- [DIRECTIONS FOR THIS TASK]:
Where the word "hier" occurs in a line of the listing, please copy the line.

- [DATASET RECORDS]:
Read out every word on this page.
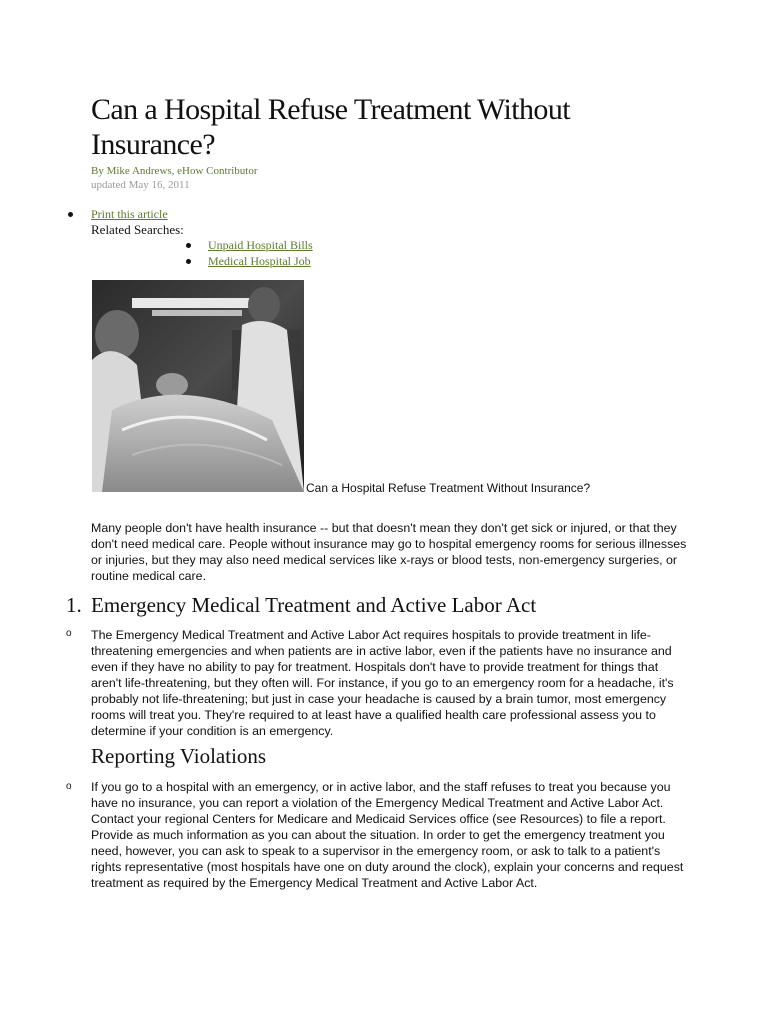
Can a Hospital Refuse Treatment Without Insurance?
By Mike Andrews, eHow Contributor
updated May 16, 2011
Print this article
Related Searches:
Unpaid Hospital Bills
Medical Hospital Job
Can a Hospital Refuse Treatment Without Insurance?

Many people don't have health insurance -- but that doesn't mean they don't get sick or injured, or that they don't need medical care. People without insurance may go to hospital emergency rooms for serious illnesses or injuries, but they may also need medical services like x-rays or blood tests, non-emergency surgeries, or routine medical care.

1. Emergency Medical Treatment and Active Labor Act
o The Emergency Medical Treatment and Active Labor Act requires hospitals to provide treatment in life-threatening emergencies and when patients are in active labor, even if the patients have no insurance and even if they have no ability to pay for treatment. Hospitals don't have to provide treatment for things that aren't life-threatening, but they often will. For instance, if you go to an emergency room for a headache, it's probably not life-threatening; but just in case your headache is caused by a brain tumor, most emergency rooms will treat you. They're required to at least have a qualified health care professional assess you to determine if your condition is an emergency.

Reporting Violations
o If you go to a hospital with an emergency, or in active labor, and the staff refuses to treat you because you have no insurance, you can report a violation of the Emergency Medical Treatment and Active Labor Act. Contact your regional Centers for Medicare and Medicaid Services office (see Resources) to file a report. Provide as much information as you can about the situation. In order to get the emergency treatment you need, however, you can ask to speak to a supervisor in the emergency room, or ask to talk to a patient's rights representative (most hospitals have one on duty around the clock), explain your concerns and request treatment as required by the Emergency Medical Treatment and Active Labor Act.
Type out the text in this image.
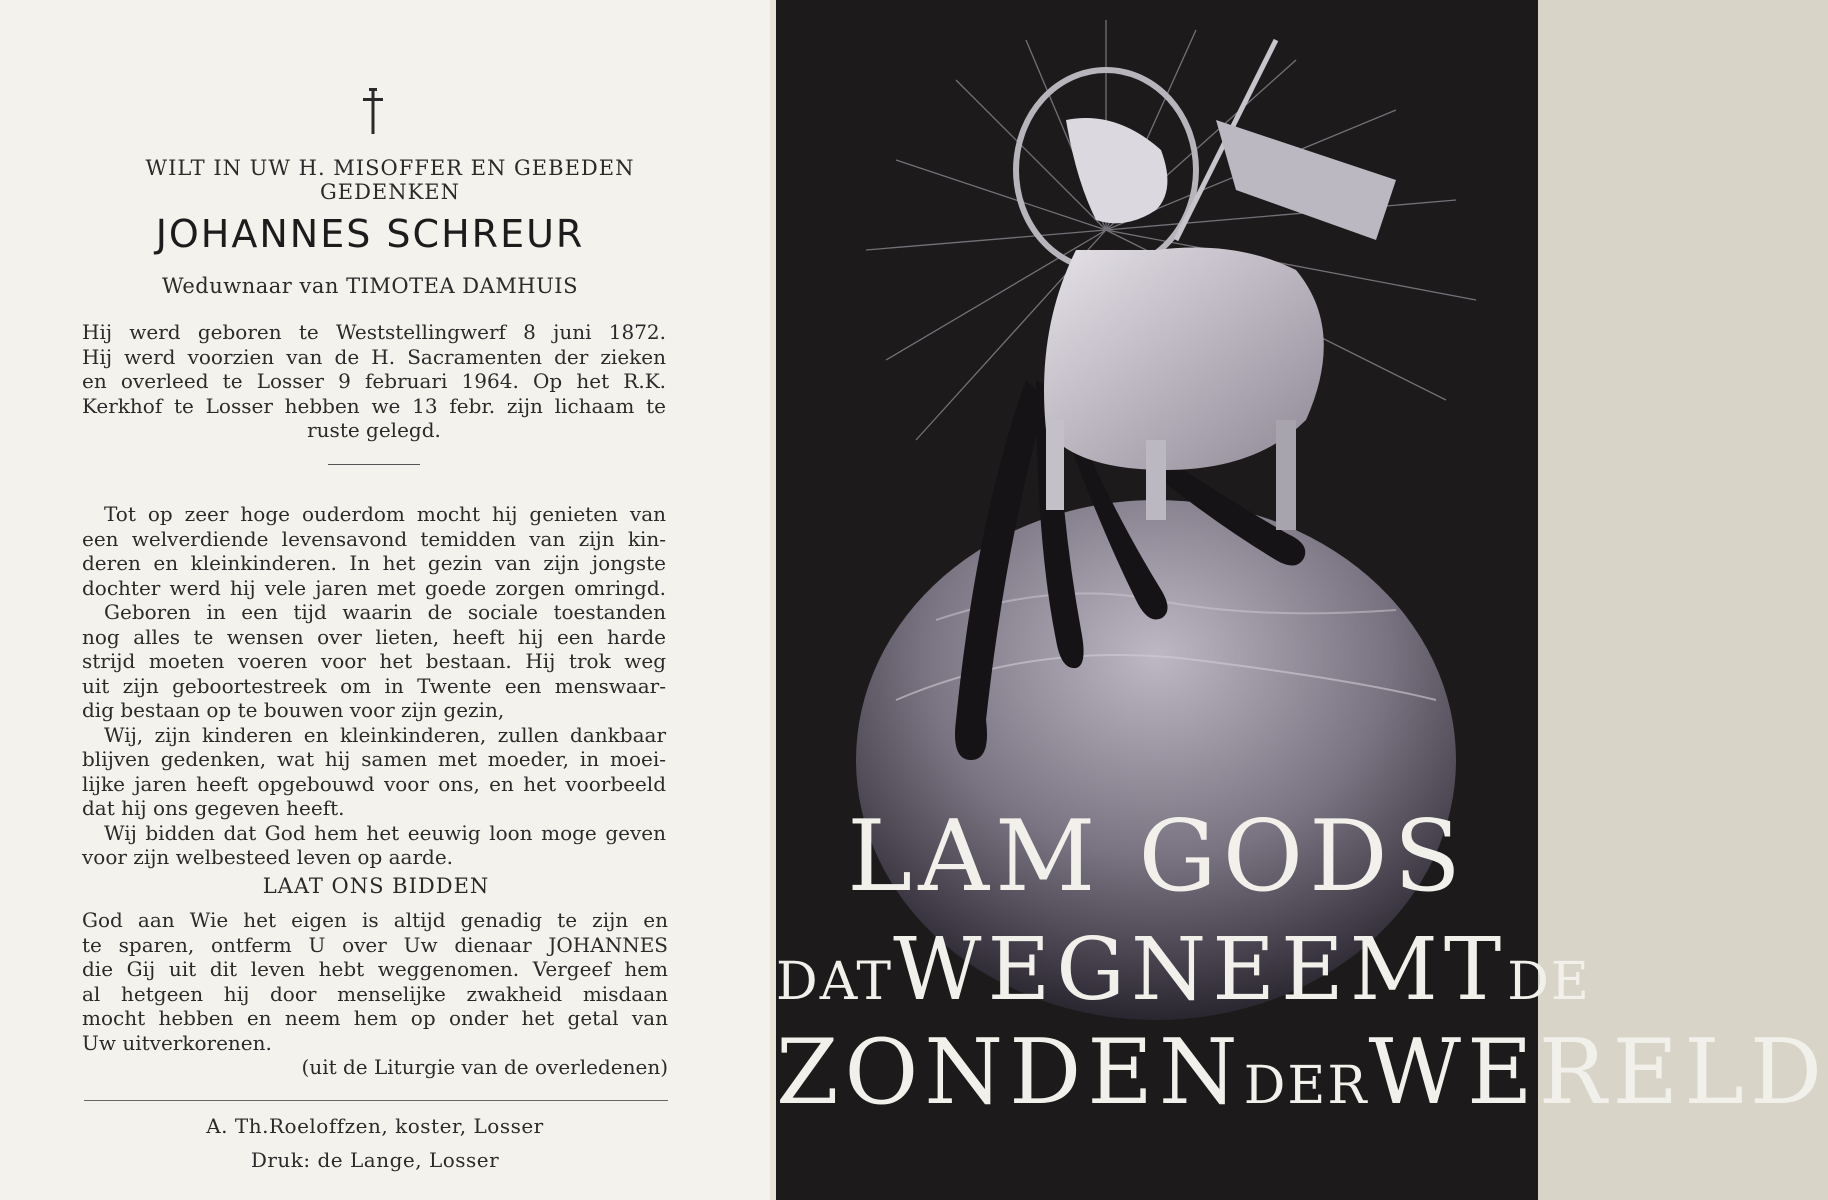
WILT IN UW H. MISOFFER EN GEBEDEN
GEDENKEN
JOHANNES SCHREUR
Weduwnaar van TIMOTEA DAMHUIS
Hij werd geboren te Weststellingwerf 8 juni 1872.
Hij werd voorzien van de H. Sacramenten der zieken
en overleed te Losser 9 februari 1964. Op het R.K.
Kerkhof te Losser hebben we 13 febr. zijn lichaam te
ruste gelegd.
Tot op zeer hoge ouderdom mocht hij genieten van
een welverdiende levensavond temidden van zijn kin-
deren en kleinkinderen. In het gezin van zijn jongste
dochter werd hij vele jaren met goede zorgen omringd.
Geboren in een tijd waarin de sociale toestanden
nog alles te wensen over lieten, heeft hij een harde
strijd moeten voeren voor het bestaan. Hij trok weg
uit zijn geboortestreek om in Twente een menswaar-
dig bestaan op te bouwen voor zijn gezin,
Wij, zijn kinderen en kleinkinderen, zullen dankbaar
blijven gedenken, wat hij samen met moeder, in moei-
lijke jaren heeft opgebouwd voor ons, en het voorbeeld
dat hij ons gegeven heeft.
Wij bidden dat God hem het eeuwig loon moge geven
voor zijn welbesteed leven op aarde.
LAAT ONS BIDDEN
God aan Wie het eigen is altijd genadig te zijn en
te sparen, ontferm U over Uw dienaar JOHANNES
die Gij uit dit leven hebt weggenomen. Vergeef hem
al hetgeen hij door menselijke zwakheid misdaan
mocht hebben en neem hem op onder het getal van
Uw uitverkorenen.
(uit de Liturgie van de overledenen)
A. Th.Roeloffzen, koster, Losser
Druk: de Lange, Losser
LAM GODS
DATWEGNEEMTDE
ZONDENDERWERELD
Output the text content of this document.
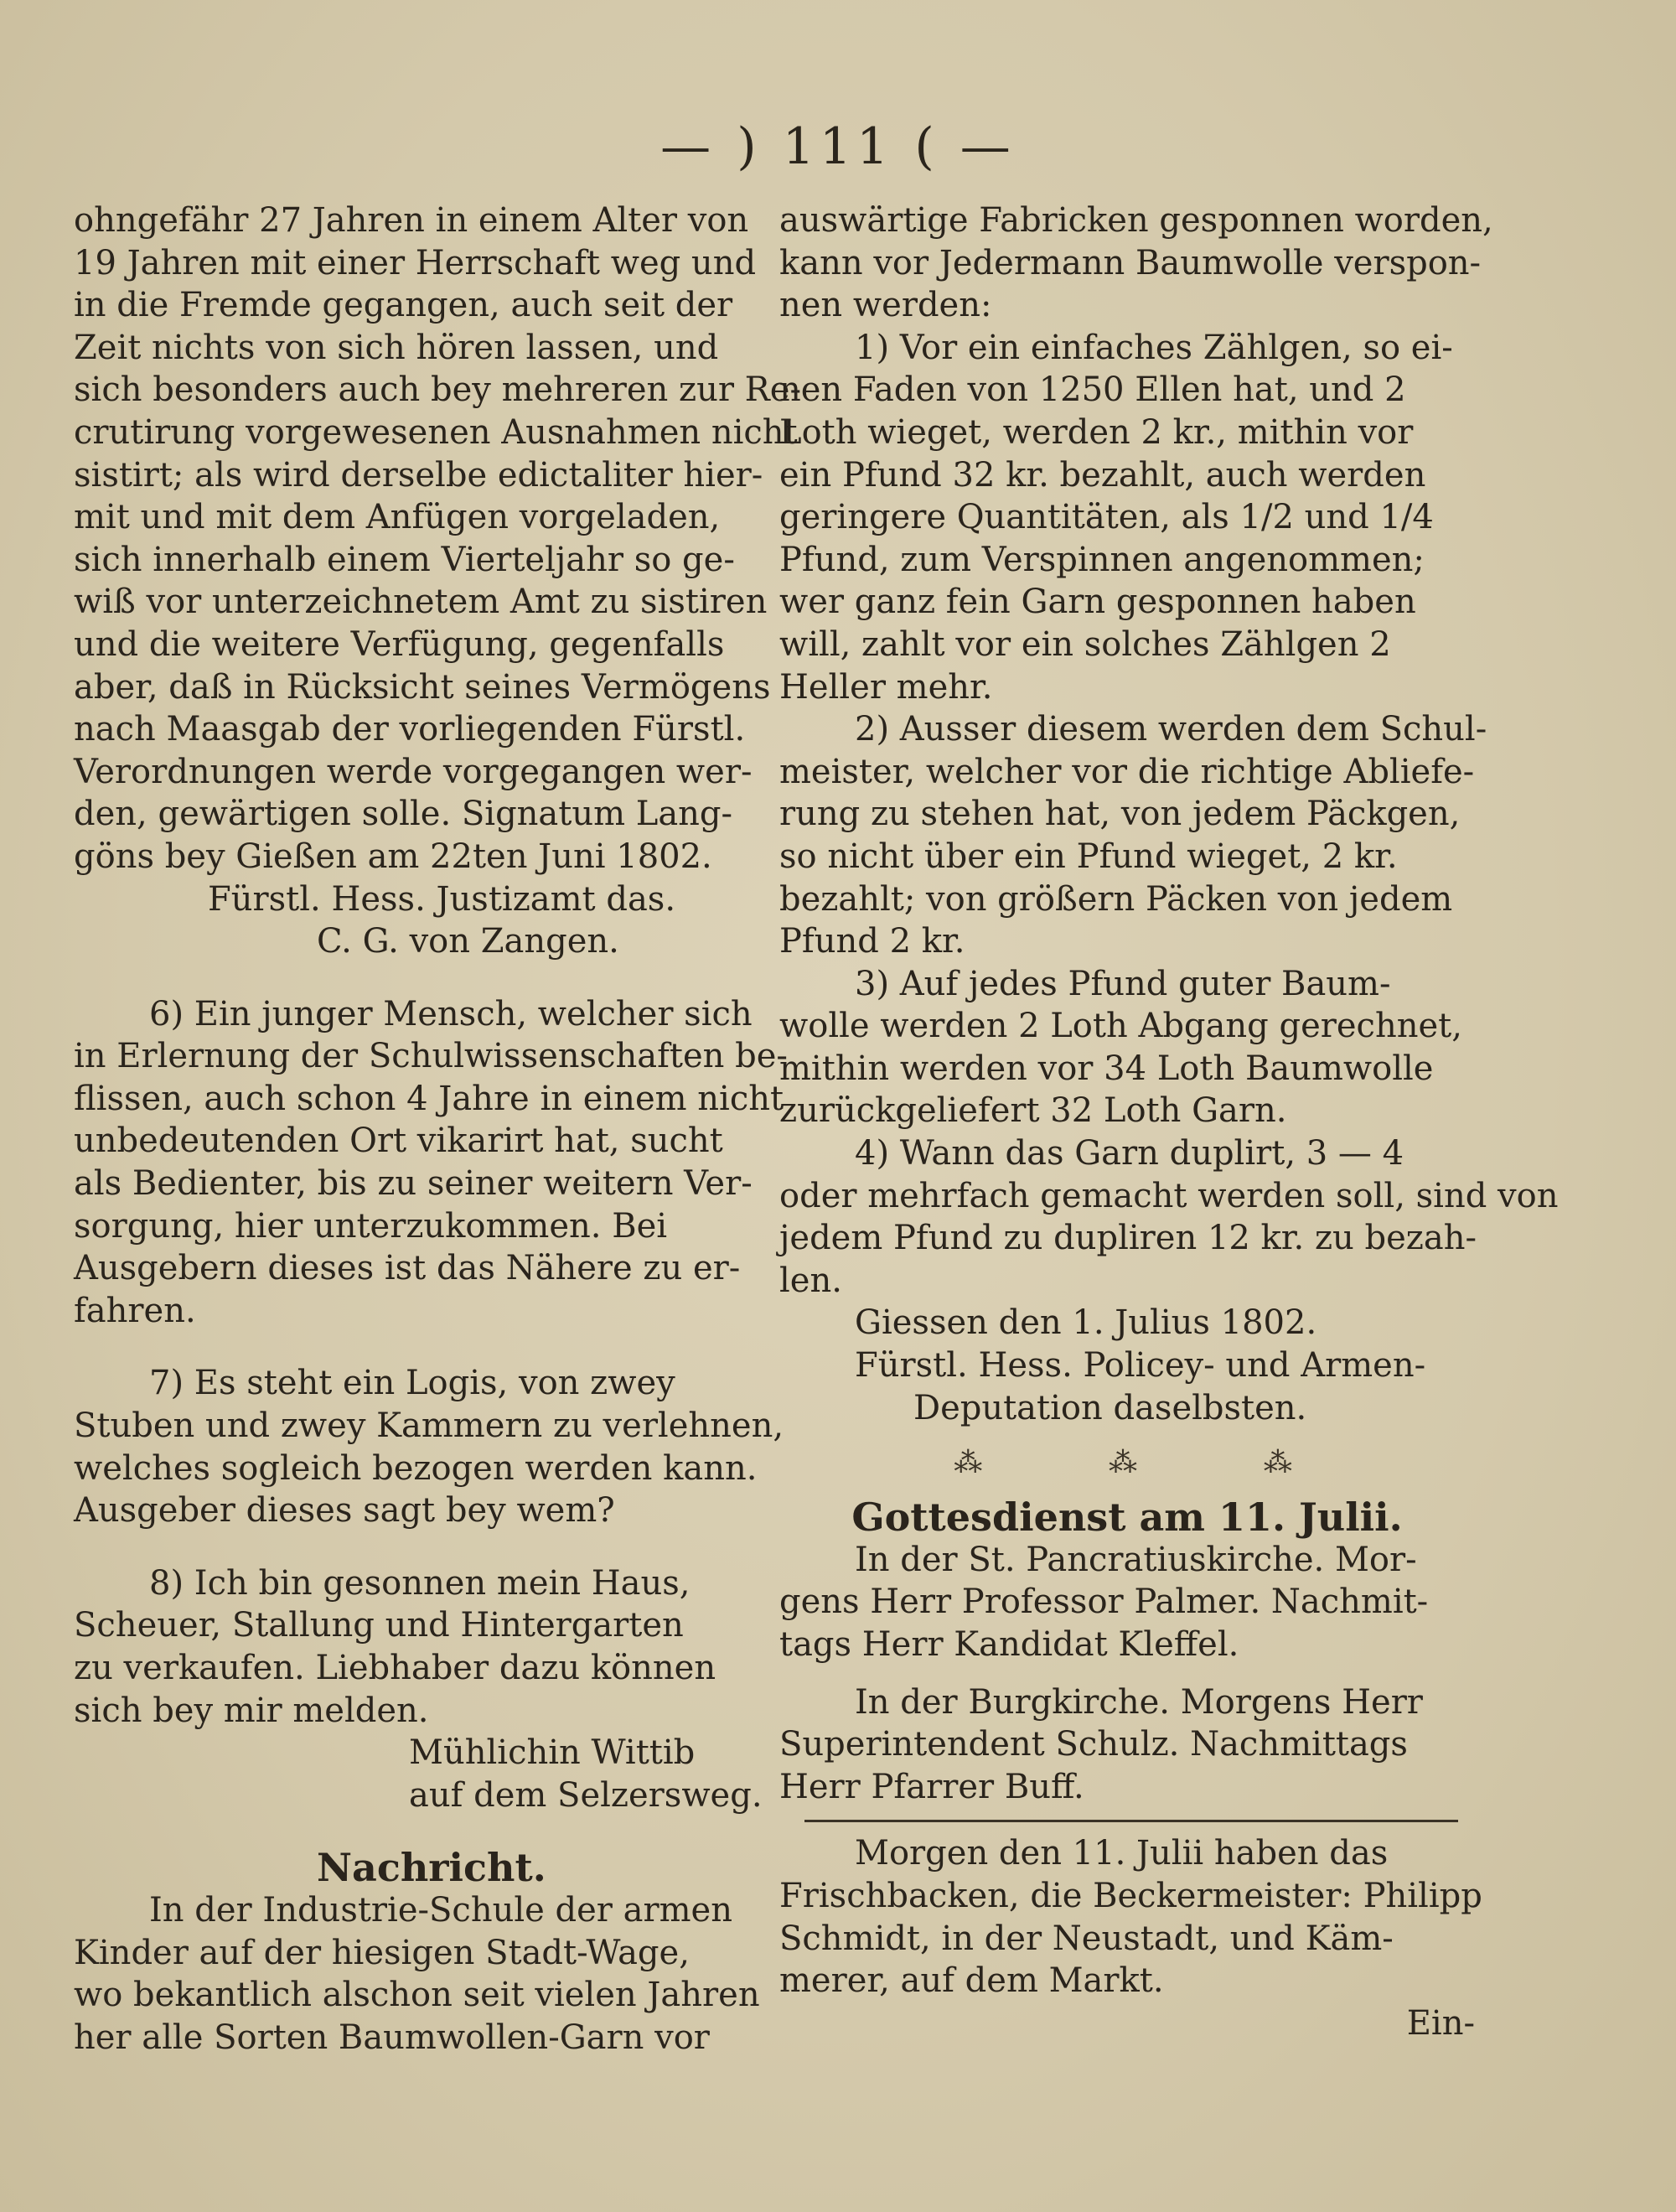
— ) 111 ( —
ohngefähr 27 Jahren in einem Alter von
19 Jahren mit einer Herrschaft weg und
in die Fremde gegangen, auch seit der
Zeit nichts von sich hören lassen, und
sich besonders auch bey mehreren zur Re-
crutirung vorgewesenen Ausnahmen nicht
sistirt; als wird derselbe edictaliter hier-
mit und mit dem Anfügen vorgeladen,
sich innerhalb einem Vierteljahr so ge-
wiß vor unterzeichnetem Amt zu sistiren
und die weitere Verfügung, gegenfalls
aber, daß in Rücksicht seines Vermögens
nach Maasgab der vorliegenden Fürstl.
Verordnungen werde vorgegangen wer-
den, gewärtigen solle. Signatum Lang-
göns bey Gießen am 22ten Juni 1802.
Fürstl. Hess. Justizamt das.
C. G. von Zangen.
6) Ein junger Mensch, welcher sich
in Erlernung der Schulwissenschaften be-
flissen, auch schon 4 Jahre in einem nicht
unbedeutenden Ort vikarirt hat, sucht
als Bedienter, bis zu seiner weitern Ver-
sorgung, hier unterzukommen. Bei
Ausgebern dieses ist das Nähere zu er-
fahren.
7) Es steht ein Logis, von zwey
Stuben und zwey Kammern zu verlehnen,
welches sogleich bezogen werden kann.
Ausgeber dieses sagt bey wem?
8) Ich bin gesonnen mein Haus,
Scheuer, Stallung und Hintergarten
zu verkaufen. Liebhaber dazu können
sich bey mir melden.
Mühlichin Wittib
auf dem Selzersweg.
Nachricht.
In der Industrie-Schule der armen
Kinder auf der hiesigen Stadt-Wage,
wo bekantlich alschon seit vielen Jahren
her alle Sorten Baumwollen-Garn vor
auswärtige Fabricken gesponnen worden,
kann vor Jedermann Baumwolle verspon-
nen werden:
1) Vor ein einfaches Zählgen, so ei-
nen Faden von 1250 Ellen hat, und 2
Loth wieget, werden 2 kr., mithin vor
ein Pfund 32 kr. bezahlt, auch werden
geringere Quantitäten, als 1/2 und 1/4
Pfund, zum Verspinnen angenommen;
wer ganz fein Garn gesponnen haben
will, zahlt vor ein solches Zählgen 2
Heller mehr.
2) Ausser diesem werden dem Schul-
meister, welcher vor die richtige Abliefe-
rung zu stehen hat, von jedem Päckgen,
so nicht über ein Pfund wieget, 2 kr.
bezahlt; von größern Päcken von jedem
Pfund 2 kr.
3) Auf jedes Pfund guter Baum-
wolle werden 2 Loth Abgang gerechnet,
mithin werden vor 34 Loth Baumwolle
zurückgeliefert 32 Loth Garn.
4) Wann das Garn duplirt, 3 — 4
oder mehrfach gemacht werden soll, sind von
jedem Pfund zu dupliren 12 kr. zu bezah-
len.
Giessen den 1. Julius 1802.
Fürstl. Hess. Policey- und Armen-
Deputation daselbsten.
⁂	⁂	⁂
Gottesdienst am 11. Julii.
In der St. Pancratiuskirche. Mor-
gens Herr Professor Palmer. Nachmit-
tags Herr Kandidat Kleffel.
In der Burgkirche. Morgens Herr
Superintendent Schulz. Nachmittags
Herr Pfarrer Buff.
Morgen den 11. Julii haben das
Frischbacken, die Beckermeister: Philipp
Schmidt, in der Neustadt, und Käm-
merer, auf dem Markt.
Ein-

- [PROBLEM SOLUTION]:
sistirt; als wird derselbe edictaliter hier-
sorgung, hier unterzukommen. Bei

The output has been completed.